Stated goal A =
In the listing, switch "highlight" to "outline" wherever it occurs and leave everything else unchanged. Begin at the line that has "List each element" and stop after the line that has "promotions-highlight-box <box>29 319", returning only those lines.

Extract =
For immediate release:

SACRAMENTO - Assemblymember Marc Berman (D-Palo Alto) has introduced legislation to criminalize the nefarious creation and distribution of deepfakes - hyper-realistic video or audio recordings of someone appearing to say or do something that the individual did not say or do.

“Deepfakes distort the truth, making it harder to distinguish real events and actions from fiction and fantasy,” said Assemblymember Berman. “While California is often the leader in advancing new technology, we cannot allow deceptive video and audio recordings to be weaponized against individual people, communities, or the public at large. Deepfakes are already being used to harass women, and they have the ability to cause further harm by inciting violence, manipulating elections, and undermining national security. Assembly Bill 602 will prevent the spread of deepfakes that are created with malicious intent.”

If enacted, Assembly Bill 602 would make it a misdemeanor to create or distribute a deepfake that is “likely to deceive any person who views the recording” or that is “likely to defame, slander, or embarrass the subject of the recording.” Modeled after California’s revenge porn law, doing so would be punishable by imprisonment in a county jail for up to one year, a fine not exceeding $2,000, or both imprisonment and a fine. Deepfakes that are “satire or parody, or that otherwise, because of content, context, or a clear disclosure, would not cause someone to believe that it is real,” would be protected under the bill.

Deepfakes are created using artificial intelligence technology that seamlessly superimposes the movements and words of one person onto another. As a result, deepfakes make it harder to combat the spread of disinformation and potentially easier to dismiss real events as fake. This free, easily accessible technology is also disproportionally being used to humiliate women by scraping photos of women’s faces from the internet and manipulating them into sexually-explicit material.

In response to the growing threats of deepfakes, the Department of Defense, through the Defense Advanced Research Projects Agency (DARPA), has tasked researchers across the country with developing ways to identify deepfakes. Researchers at the University of Colorado in Denver are currently trying to create convincing deepfakes for use by companies, such as SRI International in Menlo Park, California, to develop technology that can in turn detect deepfakes.

A similar bill, the Malicious Deep Fake Prohibition Act of 2018, introduced by Senator Ben Sasse (R-NE) expired shortly after being introduced in Congress last December. Under that bill, the creation and distribution of a deepfake that “would facilitate criminal or tortious conduct” would have been punishable by a fine or imprisonment up to two years, or up to ten years if the deepfake “could be reasonably expected to affect the conduct of any administrative, legislative, or judicial proceeding” or cause violence.

Stated goal B =
Under Assembly Bill 602, as described in the deepfake press release, what is the largest fine for creating or distributing a prohibited deepfake?

Material for the task =
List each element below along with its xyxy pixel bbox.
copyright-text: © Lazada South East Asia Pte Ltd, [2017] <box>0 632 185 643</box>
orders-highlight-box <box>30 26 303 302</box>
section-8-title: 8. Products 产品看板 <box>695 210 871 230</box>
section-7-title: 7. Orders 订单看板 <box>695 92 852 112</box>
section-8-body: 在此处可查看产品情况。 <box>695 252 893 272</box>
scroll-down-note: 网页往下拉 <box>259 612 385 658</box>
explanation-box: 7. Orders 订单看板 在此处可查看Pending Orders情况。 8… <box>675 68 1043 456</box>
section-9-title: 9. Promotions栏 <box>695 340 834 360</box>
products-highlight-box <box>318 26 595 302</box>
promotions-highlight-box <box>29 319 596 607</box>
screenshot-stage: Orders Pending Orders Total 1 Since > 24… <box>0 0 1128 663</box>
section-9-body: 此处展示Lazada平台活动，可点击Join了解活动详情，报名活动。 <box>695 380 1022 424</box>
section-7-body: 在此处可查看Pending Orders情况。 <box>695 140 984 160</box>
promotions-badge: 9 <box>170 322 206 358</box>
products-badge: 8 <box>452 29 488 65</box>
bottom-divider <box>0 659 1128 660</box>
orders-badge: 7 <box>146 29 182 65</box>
* * *
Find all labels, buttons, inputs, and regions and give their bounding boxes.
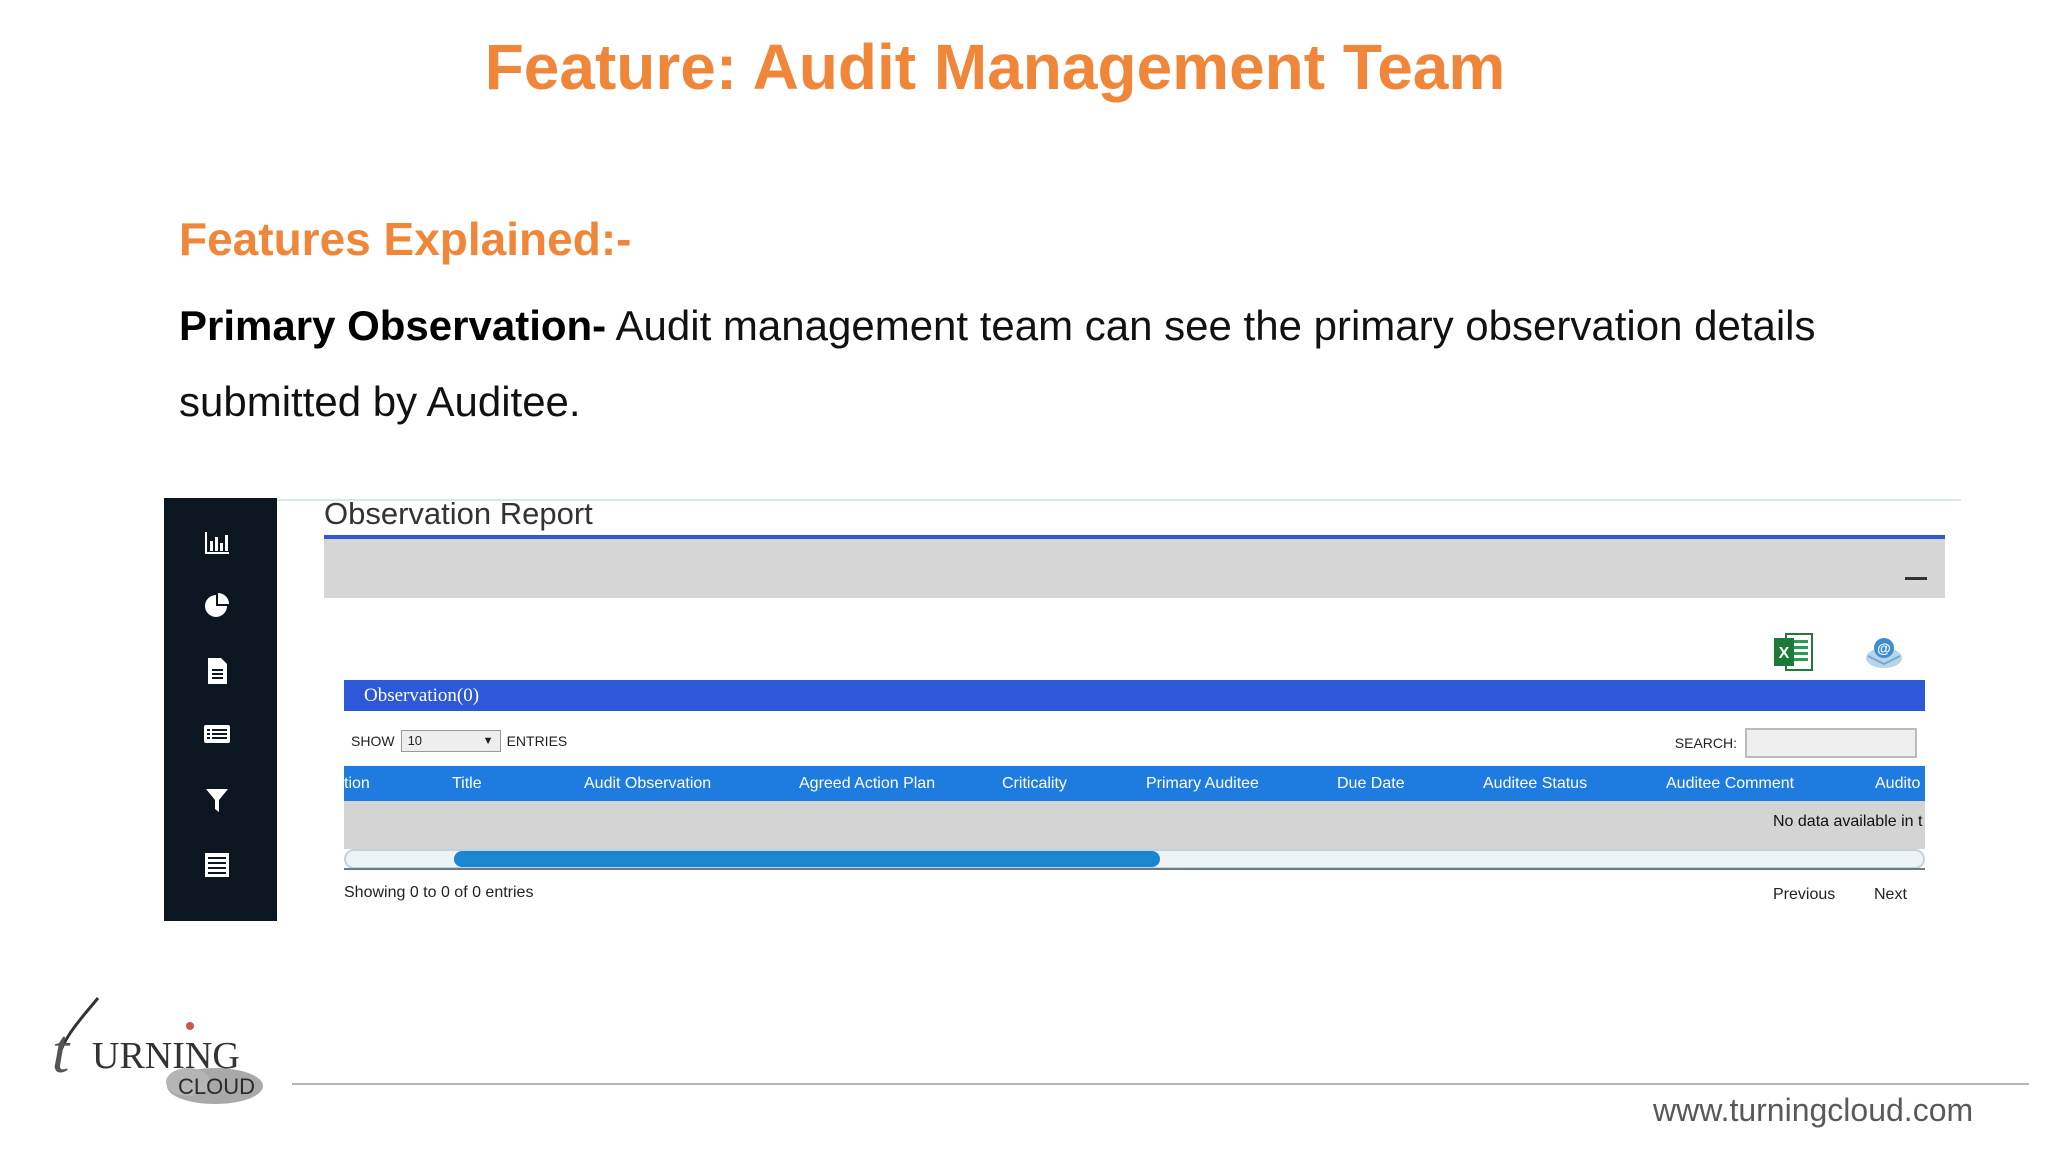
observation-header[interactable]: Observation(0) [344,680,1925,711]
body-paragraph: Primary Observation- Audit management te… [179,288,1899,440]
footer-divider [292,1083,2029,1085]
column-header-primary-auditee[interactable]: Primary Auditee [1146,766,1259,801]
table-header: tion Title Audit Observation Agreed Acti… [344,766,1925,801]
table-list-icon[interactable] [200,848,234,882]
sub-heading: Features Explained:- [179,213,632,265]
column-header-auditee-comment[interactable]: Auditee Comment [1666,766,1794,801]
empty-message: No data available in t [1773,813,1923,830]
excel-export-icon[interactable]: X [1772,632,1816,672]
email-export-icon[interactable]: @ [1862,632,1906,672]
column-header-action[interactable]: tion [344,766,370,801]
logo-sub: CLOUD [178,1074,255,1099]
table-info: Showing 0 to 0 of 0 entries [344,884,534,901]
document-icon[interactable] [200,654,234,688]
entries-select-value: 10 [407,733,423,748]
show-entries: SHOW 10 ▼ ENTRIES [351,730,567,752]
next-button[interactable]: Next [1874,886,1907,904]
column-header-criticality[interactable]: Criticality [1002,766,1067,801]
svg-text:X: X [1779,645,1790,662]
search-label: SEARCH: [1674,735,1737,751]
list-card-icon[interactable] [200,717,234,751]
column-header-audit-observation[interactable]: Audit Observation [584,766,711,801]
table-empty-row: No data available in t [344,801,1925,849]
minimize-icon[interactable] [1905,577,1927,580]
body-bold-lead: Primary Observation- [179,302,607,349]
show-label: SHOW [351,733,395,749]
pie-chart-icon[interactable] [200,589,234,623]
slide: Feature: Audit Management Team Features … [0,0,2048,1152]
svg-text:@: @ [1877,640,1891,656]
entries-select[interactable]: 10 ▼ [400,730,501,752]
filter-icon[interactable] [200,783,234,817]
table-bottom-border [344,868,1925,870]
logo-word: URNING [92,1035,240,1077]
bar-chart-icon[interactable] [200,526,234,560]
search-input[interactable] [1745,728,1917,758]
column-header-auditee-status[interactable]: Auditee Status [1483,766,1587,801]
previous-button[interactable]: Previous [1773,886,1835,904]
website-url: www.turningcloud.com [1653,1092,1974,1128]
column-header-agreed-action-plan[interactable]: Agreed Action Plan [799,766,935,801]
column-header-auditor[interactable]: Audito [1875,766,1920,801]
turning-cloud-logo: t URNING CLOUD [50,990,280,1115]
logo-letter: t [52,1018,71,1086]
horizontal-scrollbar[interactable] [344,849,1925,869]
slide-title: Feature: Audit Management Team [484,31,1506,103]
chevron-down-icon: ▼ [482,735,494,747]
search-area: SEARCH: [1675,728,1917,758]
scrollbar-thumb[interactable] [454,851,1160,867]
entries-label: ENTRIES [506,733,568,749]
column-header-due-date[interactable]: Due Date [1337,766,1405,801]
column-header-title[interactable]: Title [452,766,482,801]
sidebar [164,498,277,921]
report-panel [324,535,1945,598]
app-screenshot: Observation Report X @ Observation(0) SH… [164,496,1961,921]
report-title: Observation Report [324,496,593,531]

Complete answer A =
List each element below along with its xyxy pixel bbox.
copyright-text: © Lazada South East Asia Pte Ltd, [2017] <box>0 632 185 643</box>
orders-outline-box <box>30 26 303 302</box>
section-8-title: 8. Products 产品看板 <box>695 210 871 230</box>
section-7-title: 7. Orders 订单看板 <box>695 92 852 112</box>
section-8-body: 在此处可查看产品情况。 <box>695 252 893 272</box>
scroll-down-note: 网页往下拉 <box>259 612 385 658</box>
explanation-box: 7. Orders 订单看板 在此处可查看Pending Orders情况。 8… <box>675 68 1043 456</box>
section-9-title: 9. Promotions栏 <box>695 340 834 360</box>
products-outline-box <box>318 26 595 302</box>
promotions-outline-box <box>29 319 596 607</box>

Complete answer B =
A fine not exceeding $2,000.